» **The request**
Copy out, from the entries below, each line holding the string "JSON".

━━ Dataset content

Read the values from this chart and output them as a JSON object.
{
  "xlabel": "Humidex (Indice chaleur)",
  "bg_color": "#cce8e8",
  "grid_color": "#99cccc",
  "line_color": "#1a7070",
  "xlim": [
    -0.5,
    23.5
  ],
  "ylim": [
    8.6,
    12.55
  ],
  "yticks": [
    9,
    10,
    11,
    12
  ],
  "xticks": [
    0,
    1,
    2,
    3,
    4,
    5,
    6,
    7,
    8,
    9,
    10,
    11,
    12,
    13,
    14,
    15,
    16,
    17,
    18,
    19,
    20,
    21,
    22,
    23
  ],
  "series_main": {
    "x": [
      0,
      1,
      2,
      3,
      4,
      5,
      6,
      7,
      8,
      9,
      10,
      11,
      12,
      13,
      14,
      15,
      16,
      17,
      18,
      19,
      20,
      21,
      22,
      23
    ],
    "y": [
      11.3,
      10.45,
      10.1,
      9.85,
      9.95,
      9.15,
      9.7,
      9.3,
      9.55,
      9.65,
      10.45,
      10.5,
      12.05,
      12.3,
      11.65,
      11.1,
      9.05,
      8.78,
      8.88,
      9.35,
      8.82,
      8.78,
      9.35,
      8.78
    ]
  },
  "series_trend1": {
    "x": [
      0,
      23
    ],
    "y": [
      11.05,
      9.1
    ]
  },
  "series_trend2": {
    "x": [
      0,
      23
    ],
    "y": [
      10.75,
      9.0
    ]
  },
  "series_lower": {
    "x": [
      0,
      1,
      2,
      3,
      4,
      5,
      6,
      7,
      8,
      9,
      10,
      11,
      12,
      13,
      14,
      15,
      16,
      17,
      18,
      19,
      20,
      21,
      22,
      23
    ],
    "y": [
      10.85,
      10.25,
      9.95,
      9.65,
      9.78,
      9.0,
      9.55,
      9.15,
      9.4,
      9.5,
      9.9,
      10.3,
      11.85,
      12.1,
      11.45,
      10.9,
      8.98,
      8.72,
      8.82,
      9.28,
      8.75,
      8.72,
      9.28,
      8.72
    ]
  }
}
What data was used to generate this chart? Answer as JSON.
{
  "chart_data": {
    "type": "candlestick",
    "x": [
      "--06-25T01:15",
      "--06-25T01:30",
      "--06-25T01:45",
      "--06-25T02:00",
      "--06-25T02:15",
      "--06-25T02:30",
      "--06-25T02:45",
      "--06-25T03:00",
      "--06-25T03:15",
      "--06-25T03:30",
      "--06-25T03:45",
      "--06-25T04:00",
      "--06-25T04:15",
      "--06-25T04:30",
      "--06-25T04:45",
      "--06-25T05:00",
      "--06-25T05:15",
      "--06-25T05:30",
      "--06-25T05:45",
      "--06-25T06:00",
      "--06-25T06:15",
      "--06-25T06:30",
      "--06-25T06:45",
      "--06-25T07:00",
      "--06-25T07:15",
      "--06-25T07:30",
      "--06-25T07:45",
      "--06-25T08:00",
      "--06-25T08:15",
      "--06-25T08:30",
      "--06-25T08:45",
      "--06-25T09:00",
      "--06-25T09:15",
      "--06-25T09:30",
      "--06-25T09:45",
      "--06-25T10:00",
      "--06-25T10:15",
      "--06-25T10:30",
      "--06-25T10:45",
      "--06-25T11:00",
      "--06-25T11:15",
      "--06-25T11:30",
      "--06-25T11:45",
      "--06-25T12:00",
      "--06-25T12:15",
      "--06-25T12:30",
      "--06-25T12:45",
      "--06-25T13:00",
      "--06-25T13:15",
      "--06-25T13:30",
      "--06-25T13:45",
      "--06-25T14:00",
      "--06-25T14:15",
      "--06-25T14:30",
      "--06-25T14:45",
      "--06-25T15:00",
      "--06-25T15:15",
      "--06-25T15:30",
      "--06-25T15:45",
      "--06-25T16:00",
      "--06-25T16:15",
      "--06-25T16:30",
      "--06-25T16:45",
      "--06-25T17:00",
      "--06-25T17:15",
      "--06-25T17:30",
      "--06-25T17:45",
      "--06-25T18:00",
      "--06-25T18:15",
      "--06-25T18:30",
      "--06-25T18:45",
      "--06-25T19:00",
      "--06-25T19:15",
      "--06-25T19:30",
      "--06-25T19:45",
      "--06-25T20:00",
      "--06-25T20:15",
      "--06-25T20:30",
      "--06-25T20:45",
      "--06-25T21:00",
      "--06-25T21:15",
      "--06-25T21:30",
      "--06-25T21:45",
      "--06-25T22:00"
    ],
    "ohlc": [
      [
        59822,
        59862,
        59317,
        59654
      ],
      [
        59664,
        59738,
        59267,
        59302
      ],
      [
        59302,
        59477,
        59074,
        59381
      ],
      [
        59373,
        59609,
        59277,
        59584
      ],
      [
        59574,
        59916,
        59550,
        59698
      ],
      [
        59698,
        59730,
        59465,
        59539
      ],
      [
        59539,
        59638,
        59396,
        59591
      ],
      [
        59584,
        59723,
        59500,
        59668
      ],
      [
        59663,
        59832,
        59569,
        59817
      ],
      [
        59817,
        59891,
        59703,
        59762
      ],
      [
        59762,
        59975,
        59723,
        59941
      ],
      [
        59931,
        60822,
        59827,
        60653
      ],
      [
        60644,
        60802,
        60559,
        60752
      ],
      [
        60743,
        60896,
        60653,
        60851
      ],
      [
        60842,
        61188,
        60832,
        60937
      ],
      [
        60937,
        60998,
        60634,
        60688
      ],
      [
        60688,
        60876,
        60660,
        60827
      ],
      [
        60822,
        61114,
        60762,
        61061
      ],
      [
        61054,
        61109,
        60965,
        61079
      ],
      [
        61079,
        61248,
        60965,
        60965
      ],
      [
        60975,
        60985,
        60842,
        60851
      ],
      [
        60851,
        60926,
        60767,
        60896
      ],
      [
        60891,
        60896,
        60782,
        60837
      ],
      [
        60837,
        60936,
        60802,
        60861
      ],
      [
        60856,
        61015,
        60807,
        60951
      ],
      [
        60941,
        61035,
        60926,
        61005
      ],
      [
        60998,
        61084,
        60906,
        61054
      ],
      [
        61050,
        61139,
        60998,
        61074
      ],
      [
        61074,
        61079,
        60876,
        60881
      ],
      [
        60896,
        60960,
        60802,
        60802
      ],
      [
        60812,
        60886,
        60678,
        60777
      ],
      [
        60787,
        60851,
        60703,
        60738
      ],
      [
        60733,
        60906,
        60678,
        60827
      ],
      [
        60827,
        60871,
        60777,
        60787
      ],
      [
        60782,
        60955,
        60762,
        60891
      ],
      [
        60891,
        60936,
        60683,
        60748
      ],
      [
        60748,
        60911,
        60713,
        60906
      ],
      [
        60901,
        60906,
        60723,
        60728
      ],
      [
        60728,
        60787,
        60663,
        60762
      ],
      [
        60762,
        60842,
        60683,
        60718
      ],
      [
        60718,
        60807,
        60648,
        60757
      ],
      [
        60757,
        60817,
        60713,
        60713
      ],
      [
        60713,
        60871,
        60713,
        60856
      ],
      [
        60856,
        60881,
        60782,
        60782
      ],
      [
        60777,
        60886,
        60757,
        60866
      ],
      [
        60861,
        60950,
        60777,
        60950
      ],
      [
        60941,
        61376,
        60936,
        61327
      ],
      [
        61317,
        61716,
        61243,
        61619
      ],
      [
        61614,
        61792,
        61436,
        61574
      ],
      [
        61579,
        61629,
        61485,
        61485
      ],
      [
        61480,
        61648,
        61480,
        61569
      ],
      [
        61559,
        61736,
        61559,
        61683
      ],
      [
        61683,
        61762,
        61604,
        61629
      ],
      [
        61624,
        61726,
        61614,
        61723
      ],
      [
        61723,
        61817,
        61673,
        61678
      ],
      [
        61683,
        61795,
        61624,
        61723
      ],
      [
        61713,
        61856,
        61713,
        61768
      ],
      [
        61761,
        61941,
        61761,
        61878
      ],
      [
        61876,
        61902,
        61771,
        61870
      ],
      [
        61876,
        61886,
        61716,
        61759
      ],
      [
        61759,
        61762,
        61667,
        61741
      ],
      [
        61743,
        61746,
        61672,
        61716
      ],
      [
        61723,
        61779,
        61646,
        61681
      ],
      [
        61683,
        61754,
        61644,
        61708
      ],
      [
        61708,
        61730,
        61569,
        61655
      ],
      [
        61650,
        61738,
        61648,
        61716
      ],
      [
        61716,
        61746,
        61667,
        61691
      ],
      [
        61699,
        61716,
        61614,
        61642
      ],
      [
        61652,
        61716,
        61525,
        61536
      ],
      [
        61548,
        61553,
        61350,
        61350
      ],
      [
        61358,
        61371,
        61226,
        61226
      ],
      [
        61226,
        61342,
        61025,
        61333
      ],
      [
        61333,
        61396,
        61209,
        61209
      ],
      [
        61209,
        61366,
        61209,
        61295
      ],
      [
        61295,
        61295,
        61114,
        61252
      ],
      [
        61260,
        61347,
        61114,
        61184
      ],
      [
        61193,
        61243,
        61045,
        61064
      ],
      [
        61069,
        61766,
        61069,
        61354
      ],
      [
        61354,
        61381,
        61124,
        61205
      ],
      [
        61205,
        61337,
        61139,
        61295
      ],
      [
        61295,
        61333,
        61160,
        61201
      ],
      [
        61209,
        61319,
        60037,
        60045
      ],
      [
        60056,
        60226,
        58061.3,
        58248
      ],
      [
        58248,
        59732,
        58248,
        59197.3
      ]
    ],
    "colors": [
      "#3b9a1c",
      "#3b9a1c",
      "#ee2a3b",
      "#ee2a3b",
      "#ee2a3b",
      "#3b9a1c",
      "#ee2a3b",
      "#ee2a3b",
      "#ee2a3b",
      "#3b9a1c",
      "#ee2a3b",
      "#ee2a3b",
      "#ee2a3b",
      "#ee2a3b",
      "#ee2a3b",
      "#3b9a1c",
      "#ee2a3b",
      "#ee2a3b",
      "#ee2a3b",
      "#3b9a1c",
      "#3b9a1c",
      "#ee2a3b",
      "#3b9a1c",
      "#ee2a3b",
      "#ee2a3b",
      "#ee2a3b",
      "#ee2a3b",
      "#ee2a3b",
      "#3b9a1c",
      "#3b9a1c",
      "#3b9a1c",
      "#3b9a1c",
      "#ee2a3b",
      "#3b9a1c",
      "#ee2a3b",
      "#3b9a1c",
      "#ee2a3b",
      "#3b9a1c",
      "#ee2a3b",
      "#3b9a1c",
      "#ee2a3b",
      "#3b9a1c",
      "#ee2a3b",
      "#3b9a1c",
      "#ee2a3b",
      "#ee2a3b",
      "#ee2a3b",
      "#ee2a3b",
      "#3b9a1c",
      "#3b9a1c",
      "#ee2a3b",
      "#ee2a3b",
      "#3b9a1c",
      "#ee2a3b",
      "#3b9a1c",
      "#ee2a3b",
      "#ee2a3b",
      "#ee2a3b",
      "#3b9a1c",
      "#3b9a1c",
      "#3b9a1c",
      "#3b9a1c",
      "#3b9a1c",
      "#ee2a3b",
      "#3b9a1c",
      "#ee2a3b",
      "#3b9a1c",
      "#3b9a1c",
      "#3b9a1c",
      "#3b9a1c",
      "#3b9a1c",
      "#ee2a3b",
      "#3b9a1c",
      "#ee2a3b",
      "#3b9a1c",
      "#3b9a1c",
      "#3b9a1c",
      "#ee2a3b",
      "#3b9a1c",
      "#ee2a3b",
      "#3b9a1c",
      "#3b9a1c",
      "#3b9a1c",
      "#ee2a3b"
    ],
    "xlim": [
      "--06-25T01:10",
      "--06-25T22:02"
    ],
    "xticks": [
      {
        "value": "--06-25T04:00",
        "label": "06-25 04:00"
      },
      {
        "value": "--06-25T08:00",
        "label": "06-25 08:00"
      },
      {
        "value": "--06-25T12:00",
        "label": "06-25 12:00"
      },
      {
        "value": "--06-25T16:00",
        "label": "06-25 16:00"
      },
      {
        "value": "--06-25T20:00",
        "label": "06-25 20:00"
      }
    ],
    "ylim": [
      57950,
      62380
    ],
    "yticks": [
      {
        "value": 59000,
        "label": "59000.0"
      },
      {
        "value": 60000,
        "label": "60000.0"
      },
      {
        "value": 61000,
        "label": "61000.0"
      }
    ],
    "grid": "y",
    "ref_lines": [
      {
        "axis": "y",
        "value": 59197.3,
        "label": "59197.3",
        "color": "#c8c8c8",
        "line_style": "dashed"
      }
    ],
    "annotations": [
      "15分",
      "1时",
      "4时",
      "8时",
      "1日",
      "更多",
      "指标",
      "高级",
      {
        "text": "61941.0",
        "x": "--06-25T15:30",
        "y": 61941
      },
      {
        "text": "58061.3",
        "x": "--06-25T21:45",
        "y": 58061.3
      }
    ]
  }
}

━━━━

» **Task answer**
Read the values from this chart and output them as a JSON object.
What data was used to generate this chart? Answer as JSON.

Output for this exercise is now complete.